→ **Exercise task**: Count the lines in the data below where the string "with" occurs, please, and give the number alone.

(Stored entries)

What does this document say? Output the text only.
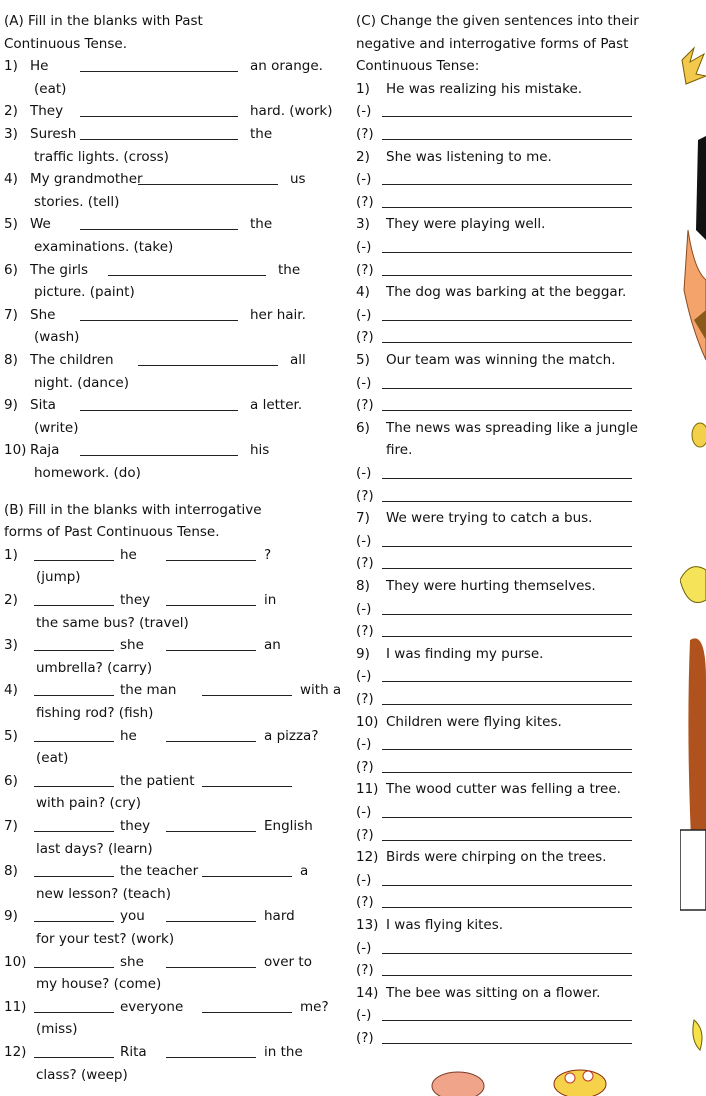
(A) Fill in the blanks with Past
Continuous Tense.
1) He	an orange.
(eat)
2) They	hard. (work)
3) Suresh	the
traffic lights. (cross)
4) My grandmother	us
stories. (tell)
5) We	the
examinations. (take)
6) The girls	the
picture. (paint)
7) She	her hair.
(wash)
8) The children	all
night. (dance)
9) Sita	a letter.
(write)
10) Raja	his
homework. (do)
(B) Fill in the blanks with interrogative
forms of Past Continuous Tense.
1)	he	?
(jump)
2)	they	in
the same bus? (travel)
3)	she	an
umbrella? (carry)
4)	the man	with a
fishing rod? (fish)
5)	he	a pizza?
(eat)
6)	the patient
with pain? (cry)
7)	they	English
last days? (learn)
8)	the teacher	a
new lesson? (teach)
9)	you	hard
for your test? (work)
10)	she	over to
my house? (come)
11)	everyone	me?
(miss)
12)	Rita	in the
class? (weep)
(C) Change the given sentences into their
negative and interrogative forms of Past
Continuous Tense:
1) He was realizing his mistake.
(-)
(?)
2) She was listening to me.
(-)
(?)
3) They were playing well.
(-)
(?)
4) The dog was barking at the beggar.
(-)
(?)
5) Our team was winning the match.
(-)
(?)
6) The news was spreading like a jungle
fire.
(-)
(?)
7) We were trying to catch a bus.
(-)
(?)
8) They were hurting themselves.
(-)
(?)
9) I was finding my purse.
(-)
(?)
10) Children were flying kites.
(-)
(?)
11) The wood cutter was felling a tree.
(-)
(?)
12) Birds were chirping on the trees.
(-)
(?)
13) I was flying kites.
(-)
(?)
14) The bee was sitting on a flower.
(-)
(?)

→ **The response**: 4